Copy the following data line for line, with no changes.

(Annotated element listings)

* start *

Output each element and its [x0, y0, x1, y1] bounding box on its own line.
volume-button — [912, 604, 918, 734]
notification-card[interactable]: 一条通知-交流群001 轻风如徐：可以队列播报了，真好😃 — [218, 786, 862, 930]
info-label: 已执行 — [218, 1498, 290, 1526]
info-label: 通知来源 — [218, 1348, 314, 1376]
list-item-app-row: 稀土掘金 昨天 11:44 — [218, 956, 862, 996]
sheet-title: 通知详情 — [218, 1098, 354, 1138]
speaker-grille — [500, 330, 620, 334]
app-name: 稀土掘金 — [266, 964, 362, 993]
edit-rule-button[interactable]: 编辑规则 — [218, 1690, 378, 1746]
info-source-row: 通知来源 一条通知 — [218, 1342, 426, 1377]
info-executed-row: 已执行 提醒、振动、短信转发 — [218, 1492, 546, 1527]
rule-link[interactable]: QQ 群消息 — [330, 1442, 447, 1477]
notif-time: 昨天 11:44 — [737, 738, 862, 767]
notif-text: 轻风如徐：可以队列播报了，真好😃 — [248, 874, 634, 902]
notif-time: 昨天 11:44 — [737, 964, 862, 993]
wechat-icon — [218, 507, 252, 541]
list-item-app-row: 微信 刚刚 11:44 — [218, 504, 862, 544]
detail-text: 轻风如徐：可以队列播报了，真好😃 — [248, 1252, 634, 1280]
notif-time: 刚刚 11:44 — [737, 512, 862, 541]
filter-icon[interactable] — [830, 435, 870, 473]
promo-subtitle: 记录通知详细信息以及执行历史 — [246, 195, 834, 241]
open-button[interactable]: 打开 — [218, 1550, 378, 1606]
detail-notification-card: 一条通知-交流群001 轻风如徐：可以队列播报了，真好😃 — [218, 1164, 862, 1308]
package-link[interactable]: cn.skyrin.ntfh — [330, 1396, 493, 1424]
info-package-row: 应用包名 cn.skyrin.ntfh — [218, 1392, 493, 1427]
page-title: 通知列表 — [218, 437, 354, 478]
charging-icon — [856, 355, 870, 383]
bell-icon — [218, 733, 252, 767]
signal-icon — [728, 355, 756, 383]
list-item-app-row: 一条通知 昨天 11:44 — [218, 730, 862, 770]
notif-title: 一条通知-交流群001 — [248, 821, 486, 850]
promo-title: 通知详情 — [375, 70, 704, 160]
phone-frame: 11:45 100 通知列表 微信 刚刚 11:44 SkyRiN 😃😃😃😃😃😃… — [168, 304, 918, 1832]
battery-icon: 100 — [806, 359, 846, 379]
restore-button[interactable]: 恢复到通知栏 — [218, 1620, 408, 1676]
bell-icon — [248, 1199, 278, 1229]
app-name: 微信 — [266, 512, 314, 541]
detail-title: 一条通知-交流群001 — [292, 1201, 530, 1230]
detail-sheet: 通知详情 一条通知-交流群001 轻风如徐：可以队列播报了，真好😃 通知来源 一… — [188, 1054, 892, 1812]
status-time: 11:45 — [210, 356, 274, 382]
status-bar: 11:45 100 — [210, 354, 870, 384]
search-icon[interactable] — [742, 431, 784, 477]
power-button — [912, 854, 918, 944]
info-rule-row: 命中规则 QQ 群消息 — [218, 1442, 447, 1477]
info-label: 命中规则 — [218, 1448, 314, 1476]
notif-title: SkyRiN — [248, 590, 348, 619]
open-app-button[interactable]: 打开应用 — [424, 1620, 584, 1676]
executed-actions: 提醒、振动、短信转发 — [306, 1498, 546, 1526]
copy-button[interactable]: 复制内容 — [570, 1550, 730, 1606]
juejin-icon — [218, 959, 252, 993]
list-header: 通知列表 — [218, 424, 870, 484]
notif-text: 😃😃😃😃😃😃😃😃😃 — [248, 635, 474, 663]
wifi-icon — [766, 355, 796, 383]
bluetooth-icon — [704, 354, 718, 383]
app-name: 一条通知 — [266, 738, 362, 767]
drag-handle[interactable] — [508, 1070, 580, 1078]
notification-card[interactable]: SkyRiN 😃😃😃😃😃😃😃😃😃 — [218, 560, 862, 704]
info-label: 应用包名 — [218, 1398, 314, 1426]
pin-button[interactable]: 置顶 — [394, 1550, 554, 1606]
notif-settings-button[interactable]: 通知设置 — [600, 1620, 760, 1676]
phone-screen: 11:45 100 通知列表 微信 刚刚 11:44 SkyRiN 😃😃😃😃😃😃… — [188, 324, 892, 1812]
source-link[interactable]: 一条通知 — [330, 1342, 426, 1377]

* end *

- _Solution to this exercise_:
Output each element and its [x0, y0, x1, y1] bounding box on its own line.
volume-button — [912, 604, 918, 734]
notification-card[interactable]: 一条通知-交流群001 轻风如徐：可以队列播报了，真好😃 — [218, 786, 862, 930]
info-label: 已执行 — [218, 1498, 290, 1526]
info-label: 通知来源 — [218, 1348, 314, 1376]
list-item-app-row: 稀土掘金 昨天 11:44 — [218, 956, 862, 996]
sheet-title: 通知详情 — [218, 1098, 354, 1138]
speaker-grille — [500, 330, 620, 334]
app-name: 稀土掘金 — [266, 964, 362, 993]
edit-rule-button[interactable]: 编辑规则 — [218, 1690, 378, 1746]
info-source-row: 通知来源 一条通知 — [218, 1342, 426, 1377]
info-executed-row: 已执行 提醒、振动、短信转发 — [218, 1492, 546, 1527]
rule-link[interactable]: QQ 群消息 — [330, 1442, 447, 1477]
notif-time: 昨天 11:44 — [737, 738, 862, 767]
notif-text: 轻风如徐：可以队列播报了，真好😃 — [248, 874, 634, 902]
notif-time: 昨天 11:44 — [737, 964, 862, 993]
wechat-icon — [218, 507, 252, 541]
list-item-app-row: 微信 刚刚 11:44 — [218, 504, 862, 544]
detail-text: 轻风如徐：可以队列播报了，真好😃 — [248, 1252, 634, 1280]
notif-time: 刚刚 11:44 — [737, 512, 862, 541]
filter-icon[interactable] — [830, 435, 870, 473]
promo-subtitle: 记录通知详细信息以及执行历史 — [246, 195, 834, 241]
open-button[interactable]: 打开 — [218, 1550, 378, 1606]
detail-notification-card: 一条通知-交流群001 轻风如徐：可以队列播报了，真好😃 — [218, 1164, 862, 1308]
package-link[interactable]: cn.skyrin.ntfh — [330, 1396, 493, 1424]
info-package-row: 应用包名 cn.skyrin.ntfh — [218, 1392, 493, 1427]
page-title: 通知列表 — [218, 437, 354, 478]
charging-icon — [856, 355, 870, 383]
bell-icon — [218, 733, 252, 767]
signal-icon — [728, 355, 756, 383]
list-item-app-row: 一条通知 昨天 11:44 — [218, 730, 862, 770]
notif-title: 一条通知-交流群001 — [248, 821, 486, 850]
promo-title: 通知详情 — [375, 70, 704, 160]
phone-frame: 11:45 100 通知列表 微信 刚刚 11:44 SkyRiN 😃😃😃😃😃😃… — [168, 304, 918, 1832]
battery-icon: 100 — [806, 359, 846, 379]
restore-button[interactable]: 恢复到通知栏 — [218, 1620, 408, 1676]
bell-icon — [248, 1199, 278, 1229]
app-name: 微信 — [266, 512, 314, 541]
detail-title: 一条通知-交流群001 — [292, 1201, 530, 1230]
detail-sheet: 通知详情 一条通知-交流群001 轻风如徐：可以队列播报了，真好😃 通知来源 一… — [188, 1054, 892, 1812]
status-time: 11:45 — [210, 356, 274, 382]
status-bar: 11:45 100 — [210, 354, 870, 384]
search-icon[interactable] — [742, 431, 784, 477]
power-button — [912, 854, 918, 944]
info-rule-row: 命中规则 QQ 群消息 — [218, 1442, 447, 1477]
info-label: 命中规则 — [218, 1448, 314, 1476]
notif-title: SkyRiN — [248, 590, 348, 619]
open-app-button[interactable]: 打开应用 — [424, 1620, 584, 1676]
executed-actions: 提醒、振动、短信转发 — [306, 1498, 546, 1526]
copy-button[interactable]: 复制内容 — [570, 1550, 730, 1606]
juejin-icon — [218, 959, 252, 993]
list-header: 通知列表 — [218, 424, 870, 484]
notif-text: 😃😃😃😃😃😃😃😃😃 — [248, 635, 474, 663]
wifi-icon — [766, 355, 796, 383]
bluetooth-icon — [704, 354, 718, 383]
app-name: 一条通知 — [266, 738, 362, 767]
drag-handle[interactable] — [508, 1070, 580, 1078]
notification-card[interactable]: SkyRiN 😃😃😃😃😃😃😃😃😃 — [218, 560, 862, 704]
info-label: 应用包名 — [218, 1398, 314, 1426]
pin-button[interactable]: 置顶 — [394, 1550, 554, 1606]
notif-settings-button[interactable]: 通知设置 — [600, 1620, 760, 1676]
phone-screen: 11:45 100 通知列表 微信 刚刚 11:44 SkyRiN 😃😃😃😃😃😃… — [188, 324, 892, 1812]
source-link[interactable]: 一条通知 — [330, 1342, 426, 1377]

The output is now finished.